▸ **Extract to read**:
- - -

Elderly patients typically present with physical complaints, somatic complaints, agitation, or changes in intellectual functioning (memory impairment), making the diagnosis of depression difficult. Depressed older adults at highest risk for suicide are those who are aged 85 and older, have low self-esteem, and need to be in control. Even a frail nursing home resident with these characteristics may have the strength to kill herself.

Diaphoresis

Diaphoresis is profuse sweating — at times, amounting to more than 1 L of sweat per hour. This sign represents an autonomic nervous system response to physical or psychogenic stress or to a fever or high environmental temperature. When caused by stress, diaphoresis may be generalized or limited to the palms, soles, and forehead. When caused by a fever or high environmental temperature, it’s usually generalized.

Diaphoresis usually begins abruptly and may be accompanied by other autonomic system signs, such as tachycardia and increased blood pressure. (See When Diaphoresis Spells Crisis, page 230.) However, this sign also varies with age because sweat glands function immaturely in infants and are less active in elderly patients. As a result, patients in these age groups may fail to display diaphoresis associated with its common causes. Intermittent diaphoresis may accompany chronic disorders characterized by a recurrent fever; isolated diaphoresis may mark an episode of acute pain or fever. Night sweats may characterize intermittent fever because body temperature tends to return to normal between 2 a.m. and 4 a.m. before rising again. (Temperature is usually lowest around 6 a.m.)

When caused by a high external temperature, diaphoresis is a normal response. Acclimatization usually requires several days of exposure to high temperatures; during this process, diaphoresis helps maintain normal body temperature. Diaphoresis also commonly occurs during menopause, preceded by a sensation of intense heat (a hot flash). Other causes include exercise or exertion that accelerates metabolism, creating internal heat, and mild to moderate anxiety that helps initiate the fight-or-flight response. (See Understanding Diaphoresis, pages 232 and 233.)

History and Physical Examination

If the patient is diaphoretic, quickly rule out the possibility of a life-threatening cause. Begin the history by having the patient describe his chief complaint. Then, explore associated signs and symptoms. Note general fatigue and weakness. Does the patient have insomnia, headache, and changes in vision or hearing? Is he often dizzy? Does he have palpitations? Ask about pleuritic pain, a cough, sputum, difficulty breathing, nausea, vomiting, abdominal pain, and altered bowel or bladder habits. Ask the female patient about amenorrhea and any changes in her menstrual cycle. Is she menopausal? Ask about paresthesia, muscle cramps or stiffness, and joint pain. Has she noticed any changes in elimination habits? Note weight loss or gain. Has the patient had to change her glove or shoe size lately?

- - -

▸ **Assignment**: In the extract on diaphoresis, why might infants and elderly patients not show diaphoresis from its common causes? Answer in one to three sentences.

- - -

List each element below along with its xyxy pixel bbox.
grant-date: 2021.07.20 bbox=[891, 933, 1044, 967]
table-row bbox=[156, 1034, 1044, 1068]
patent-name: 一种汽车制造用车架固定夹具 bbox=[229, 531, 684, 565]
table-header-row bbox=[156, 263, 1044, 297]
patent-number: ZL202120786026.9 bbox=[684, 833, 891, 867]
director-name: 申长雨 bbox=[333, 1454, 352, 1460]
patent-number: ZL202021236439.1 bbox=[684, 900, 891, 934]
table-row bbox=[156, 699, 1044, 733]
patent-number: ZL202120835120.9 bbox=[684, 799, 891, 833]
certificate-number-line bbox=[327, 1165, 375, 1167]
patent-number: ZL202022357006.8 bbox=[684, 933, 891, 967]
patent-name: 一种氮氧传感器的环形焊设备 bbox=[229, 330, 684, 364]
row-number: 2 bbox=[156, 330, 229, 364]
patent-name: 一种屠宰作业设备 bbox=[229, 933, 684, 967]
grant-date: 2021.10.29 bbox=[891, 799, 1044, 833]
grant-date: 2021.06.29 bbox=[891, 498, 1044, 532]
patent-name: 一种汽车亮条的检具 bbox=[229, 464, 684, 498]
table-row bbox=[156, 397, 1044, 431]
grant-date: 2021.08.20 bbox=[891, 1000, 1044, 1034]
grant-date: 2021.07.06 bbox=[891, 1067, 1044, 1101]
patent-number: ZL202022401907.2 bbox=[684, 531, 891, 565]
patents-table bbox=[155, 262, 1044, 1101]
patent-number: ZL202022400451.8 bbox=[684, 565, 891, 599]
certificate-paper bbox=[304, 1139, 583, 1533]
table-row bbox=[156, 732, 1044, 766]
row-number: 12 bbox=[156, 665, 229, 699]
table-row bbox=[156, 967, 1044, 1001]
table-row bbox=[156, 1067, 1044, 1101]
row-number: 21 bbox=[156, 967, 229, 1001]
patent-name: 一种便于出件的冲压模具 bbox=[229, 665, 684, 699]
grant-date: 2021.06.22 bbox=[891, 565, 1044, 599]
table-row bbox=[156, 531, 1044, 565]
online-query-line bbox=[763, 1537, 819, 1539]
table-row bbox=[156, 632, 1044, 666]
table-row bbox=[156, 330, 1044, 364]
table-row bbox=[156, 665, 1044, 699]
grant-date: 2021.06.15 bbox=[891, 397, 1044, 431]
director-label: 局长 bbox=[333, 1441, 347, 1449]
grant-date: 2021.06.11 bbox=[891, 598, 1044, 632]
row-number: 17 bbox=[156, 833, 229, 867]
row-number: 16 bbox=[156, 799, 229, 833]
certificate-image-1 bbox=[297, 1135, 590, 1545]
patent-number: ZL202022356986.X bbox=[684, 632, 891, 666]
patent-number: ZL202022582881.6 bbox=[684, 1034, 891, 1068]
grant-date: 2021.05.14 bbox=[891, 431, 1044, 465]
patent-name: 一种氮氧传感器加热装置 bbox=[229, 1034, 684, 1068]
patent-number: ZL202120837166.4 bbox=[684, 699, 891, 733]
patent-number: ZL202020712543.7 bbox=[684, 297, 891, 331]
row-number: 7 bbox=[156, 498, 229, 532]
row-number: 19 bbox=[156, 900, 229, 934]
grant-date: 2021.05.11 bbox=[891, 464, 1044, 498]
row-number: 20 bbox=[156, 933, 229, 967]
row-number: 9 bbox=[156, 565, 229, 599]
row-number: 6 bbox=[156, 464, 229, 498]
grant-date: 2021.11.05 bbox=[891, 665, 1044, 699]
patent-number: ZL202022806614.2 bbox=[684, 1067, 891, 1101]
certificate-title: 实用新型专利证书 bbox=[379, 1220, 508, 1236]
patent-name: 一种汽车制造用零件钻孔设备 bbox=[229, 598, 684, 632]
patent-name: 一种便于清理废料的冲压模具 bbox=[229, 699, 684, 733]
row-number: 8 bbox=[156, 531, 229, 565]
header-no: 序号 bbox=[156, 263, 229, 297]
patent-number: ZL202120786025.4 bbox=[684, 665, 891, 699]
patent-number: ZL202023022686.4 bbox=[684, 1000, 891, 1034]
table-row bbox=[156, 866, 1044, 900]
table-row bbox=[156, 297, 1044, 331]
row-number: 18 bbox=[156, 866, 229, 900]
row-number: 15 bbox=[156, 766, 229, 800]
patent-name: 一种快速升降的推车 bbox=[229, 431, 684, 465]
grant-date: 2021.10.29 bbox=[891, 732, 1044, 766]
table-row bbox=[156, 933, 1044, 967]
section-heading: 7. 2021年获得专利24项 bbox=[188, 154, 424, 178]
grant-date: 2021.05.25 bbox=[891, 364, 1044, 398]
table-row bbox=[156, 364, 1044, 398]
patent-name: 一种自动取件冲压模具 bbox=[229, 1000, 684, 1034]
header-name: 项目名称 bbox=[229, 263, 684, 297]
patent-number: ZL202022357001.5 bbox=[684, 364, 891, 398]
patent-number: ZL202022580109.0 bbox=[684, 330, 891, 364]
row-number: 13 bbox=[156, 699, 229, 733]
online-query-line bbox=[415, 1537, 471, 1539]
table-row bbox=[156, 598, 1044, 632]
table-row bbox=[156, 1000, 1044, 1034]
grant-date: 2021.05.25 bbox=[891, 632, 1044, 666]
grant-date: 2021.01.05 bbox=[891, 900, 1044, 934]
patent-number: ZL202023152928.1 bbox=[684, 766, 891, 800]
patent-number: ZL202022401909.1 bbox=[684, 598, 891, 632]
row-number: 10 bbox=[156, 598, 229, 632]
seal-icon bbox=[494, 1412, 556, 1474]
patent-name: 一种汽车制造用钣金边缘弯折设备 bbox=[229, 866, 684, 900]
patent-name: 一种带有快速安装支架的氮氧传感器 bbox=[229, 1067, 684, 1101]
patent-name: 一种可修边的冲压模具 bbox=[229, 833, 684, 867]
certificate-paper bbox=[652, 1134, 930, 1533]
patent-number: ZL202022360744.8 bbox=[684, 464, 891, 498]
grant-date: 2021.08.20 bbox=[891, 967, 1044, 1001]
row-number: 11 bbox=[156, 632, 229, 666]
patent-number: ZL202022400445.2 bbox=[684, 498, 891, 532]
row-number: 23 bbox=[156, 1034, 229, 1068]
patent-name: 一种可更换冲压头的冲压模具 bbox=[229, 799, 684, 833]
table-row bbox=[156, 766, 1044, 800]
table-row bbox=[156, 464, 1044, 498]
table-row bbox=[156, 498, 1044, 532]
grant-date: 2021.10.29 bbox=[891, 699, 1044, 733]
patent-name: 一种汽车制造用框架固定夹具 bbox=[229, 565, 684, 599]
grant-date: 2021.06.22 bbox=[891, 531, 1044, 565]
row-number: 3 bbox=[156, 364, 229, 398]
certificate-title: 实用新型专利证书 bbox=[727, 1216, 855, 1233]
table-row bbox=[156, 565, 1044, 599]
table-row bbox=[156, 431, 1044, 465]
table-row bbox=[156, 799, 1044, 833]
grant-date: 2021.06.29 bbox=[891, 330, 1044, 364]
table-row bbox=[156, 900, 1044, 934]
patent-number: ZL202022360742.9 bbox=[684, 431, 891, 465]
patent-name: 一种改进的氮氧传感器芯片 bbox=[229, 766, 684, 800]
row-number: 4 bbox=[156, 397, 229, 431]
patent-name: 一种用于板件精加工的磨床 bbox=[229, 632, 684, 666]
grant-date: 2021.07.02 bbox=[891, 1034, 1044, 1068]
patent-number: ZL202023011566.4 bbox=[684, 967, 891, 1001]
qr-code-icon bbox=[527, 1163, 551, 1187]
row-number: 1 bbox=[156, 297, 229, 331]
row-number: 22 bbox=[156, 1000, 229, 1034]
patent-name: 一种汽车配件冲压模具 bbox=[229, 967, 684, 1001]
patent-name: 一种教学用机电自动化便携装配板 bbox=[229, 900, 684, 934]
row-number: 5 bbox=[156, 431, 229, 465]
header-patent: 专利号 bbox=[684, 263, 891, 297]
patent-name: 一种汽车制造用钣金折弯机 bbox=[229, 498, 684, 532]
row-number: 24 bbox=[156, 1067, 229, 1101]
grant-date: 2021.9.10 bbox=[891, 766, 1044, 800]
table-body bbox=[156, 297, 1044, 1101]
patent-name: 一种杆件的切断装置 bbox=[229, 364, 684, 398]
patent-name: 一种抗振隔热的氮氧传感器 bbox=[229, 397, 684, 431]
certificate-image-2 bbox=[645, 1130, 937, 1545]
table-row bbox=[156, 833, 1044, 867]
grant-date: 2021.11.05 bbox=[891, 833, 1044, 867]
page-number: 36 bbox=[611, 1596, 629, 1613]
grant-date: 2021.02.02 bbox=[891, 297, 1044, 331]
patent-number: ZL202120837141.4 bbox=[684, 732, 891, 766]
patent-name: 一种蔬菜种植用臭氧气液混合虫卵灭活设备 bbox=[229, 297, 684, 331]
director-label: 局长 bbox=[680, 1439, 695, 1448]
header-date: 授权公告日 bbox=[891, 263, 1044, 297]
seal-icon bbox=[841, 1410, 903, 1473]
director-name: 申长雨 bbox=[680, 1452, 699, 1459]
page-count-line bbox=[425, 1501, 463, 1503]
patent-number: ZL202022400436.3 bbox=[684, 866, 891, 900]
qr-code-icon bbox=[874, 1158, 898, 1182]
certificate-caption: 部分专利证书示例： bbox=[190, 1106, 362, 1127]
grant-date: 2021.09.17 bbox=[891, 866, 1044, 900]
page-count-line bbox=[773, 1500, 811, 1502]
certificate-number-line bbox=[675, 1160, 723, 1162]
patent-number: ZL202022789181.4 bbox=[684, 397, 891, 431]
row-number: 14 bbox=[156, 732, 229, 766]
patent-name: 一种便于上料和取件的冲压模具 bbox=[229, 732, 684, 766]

- - -

▸ **Solved exercise**: Sweat glands function immaturely in infants and are less active in elderly patients. As a result, patients in these age groups may fail to display diaphoresis even when one of its common causes is present.